** START PROVIDED DATA **

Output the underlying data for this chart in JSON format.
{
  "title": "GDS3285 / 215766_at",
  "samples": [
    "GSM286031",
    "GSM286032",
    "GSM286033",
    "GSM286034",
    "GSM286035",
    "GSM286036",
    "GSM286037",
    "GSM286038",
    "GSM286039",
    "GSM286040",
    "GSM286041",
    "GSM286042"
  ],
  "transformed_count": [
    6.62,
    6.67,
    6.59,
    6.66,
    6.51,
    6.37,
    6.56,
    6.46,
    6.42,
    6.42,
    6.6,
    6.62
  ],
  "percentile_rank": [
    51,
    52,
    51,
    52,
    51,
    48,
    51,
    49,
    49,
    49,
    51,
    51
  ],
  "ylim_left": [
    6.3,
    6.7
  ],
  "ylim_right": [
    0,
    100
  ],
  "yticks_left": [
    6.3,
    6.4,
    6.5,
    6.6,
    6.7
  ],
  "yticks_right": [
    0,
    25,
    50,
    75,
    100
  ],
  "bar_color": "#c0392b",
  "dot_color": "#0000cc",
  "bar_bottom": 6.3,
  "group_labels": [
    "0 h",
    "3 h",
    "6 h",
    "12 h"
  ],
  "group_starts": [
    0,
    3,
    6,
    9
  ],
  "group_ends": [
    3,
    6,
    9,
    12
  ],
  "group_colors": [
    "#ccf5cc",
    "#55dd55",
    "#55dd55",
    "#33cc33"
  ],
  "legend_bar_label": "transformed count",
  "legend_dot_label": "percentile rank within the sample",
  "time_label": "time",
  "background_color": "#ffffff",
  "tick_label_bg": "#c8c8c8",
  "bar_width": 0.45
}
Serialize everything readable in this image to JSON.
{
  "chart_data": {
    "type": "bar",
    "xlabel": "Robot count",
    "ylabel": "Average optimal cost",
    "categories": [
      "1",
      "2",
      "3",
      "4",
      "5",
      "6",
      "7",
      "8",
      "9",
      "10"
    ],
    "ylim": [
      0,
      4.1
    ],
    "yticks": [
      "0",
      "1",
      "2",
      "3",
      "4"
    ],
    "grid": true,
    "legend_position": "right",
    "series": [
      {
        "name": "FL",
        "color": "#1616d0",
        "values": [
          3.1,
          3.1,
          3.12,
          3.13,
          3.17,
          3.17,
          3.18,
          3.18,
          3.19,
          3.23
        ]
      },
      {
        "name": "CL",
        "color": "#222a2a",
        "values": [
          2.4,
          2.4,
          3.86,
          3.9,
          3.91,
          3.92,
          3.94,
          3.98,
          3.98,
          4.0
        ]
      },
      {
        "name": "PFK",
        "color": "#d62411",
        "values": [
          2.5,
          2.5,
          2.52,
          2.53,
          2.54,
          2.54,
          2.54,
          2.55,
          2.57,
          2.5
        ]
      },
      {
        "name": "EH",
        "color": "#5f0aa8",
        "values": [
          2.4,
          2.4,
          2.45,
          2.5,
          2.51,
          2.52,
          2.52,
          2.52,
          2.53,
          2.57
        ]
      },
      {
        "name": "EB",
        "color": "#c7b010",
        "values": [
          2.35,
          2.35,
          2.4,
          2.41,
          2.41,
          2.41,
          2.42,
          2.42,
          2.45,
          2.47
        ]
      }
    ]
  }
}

** END PROVIDED DATA **

> **GOAL OF THE EXERCISE**
Reproduce each entry above exactly, keeping every word.

> **FULL SOLUTION**
Output the underlying data for this chart in JSON format.
{
  "title": "GDS3285 / 215766_at",
  "samples": [
    "GSM286031",
    "GSM286032",
    "GSM286033",
    "GSM286034",
    "GSM286035",
    "GSM286036",
    "GSM286037",
    "GSM286038",
    "GSM286039",
    "GSM286040",
    "GSM286041",
    "GSM286042"
  ],
  "transformed_count": [
    6.62,
    6.67,
    6.59,
    6.66,
    6.51,
    6.37,
    6.56,
    6.46,
    6.42,
    6.42,
    6.6,
    6.62
  ],
  "percentile_rank": [
    51,
    52,
    51,
    52,
    51,
    48,
    51,
    49,
    49,
    49,
    51,
    51
  ],
  "ylim_left": [
    6.3,
    6.7
  ],
  "ylim_right": [
    0,
    100
  ],
  "yticks_left": [
    6.3,
    6.4,
    6.5,
    6.6,
    6.7
  ],
  "yticks_right": [
    0,
    25,
    50,
    75,
    100
  ],
  "bar_color": "#c0392b",
  "dot_color": "#0000cc",
  "bar_bottom": 6.3,
  "group_labels": [
    "0 h",
    "3 h",
    "6 h",
    "12 h"
  ],
  "group_starts": [
    0,
    3,
    6,
    9
  ],
  "group_ends": [
    3,
    6,
    9,
    12
  ],
  "group_colors": [
    "#ccf5cc",
    "#55dd55",
    "#55dd55",
    "#33cc33"
  ],
  "legend_bar_label": "transformed count",
  "legend_dot_label": "percentile rank within the sample",
  "time_label": "time",
  "background_color": "#ffffff",
  "tick_label_bg": "#c8c8c8",
  "bar_width": 0.45
}
Serialize everything readable in this image to JSON.
{
  "chart_data": {
    "type": "bar",
    "xlabel": "Robot count",
    "ylabel": "Average optimal cost",
    "categories": [
      "1",
      "2",
      "3",
      "4",
      "5",
      "6",
      "7",
      "8",
      "9",
      "10"
    ],
    "ylim": [
      0,
      4.1
    ],
    "yticks": [
      "0",
      "1",
      "2",
      "3",
      "4"
    ],
    "grid": true,
    "legend_position": "right",
    "series": [
      {
        "name": "FL",
        "color": "#1616d0",
        "values": [
          3.1,
          3.1,
          3.12,
          3.13,
          3.17,
          3.17,
          3.18,
          3.18,
          3.19,
          3.23
        ]
      },
      {
        "name": "CL",
        "color": "#222a2a",
        "values": [
          2.4,
          2.4,
          3.86,
          3.9,
          3.91,
          3.92,
          3.94,
          3.98,
          3.98,
          4.0
        ]
      },
      {
        "name": "PFK",
        "color": "#d62411",
        "values": [
          2.5,
          2.5,
          2.52,
          2.53,
          2.54,
          2.54,
          2.54,
          2.55,
          2.57,
          2.5
        ]
      },
      {
        "name": "EH",
        "color": "#5f0aa8",
        "values": [
          2.4,
          2.4,
          2.45,
          2.5,
          2.51,
          2.52,
          2.52,
          2.52,
          2.53,
          2.57
        ]
      },
      {
        "name": "EB",
        "color": "#c7b010",
        "values": [
          2.35,
          2.35,
          2.4,
          2.41,
          2.41,
          2.41,
          2.42,
          2.42,
          2.45,
          2.47
        ]
      }
    ]
  }
}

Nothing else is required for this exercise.